- Aim of the task -
Retype the tail of the data exactly, starting at the line containing "Parse this screenshot: output" and stopping at the last line.

──────── Data listing

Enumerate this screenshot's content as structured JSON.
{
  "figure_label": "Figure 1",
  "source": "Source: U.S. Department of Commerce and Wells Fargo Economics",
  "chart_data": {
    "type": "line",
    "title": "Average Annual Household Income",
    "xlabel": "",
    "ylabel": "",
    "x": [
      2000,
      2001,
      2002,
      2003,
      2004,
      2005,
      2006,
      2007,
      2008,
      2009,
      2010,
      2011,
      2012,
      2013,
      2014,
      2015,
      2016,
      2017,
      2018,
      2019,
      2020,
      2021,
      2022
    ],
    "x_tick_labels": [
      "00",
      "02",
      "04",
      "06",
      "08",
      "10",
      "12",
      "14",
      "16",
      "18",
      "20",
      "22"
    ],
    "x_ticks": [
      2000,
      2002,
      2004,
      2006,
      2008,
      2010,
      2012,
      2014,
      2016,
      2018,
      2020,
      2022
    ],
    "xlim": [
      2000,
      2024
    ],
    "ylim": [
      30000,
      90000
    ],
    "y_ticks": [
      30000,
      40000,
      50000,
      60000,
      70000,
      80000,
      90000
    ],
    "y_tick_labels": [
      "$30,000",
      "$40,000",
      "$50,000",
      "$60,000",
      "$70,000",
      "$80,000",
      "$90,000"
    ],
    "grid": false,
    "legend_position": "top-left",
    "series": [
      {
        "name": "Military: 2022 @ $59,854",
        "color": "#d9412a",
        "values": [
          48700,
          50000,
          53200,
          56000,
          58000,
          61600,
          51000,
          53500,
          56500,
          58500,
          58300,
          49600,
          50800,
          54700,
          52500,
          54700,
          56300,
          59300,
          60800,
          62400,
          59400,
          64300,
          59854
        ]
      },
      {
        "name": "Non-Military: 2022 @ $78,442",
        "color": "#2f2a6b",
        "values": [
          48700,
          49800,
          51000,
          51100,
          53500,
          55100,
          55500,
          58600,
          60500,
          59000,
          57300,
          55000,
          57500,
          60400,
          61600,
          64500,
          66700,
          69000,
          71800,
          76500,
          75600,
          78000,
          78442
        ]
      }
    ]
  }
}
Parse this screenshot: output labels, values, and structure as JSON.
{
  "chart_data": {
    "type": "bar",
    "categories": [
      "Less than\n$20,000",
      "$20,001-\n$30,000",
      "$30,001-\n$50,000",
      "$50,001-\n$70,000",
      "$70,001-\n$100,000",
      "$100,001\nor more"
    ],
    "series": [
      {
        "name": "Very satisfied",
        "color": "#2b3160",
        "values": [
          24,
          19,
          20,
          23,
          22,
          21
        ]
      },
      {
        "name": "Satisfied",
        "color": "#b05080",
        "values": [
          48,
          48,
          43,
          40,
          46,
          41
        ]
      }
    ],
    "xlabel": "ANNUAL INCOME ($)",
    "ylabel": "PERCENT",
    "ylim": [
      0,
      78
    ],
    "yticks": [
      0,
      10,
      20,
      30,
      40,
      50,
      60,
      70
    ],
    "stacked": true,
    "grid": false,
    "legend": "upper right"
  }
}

────────────────

- Solution to this problem -
Parse this screenshot: output labels, values, and structure as JSON.
{
  "chart_data": {
    "type": "bar",
    "categories": [
      "Less than\n$20,000",
      "$20,001-\n$30,000",
      "$30,001-\n$50,000",
      "$50,001-\n$70,000",
      "$70,001-\n$100,000",
      "$100,001\nor more"
    ],
    "series": [
      {
        "name": "Very satisfied",
        "color": "#2b3160",
        "values": [
          24,
          19,
          20,
          23,
          22,
          21
        ]
      },
      {
        "name": "Satisfied",
        "color": "#b05080",
        "values": [
          48,
          48,
          43,
          40,
          46,
          41
        ]
      }
    ],
    "xlabel": "ANNUAL INCOME ($)",
    "ylabel": "PERCENT",
    "ylim": [
      0,
      78
    ],
    "yticks": [
      0,
      10,
      20,
      30,
      40,
      50,
      60,
      70
    ],
    "stacked": true,
    "grid": false,
    "legend": "upper right"
  }
}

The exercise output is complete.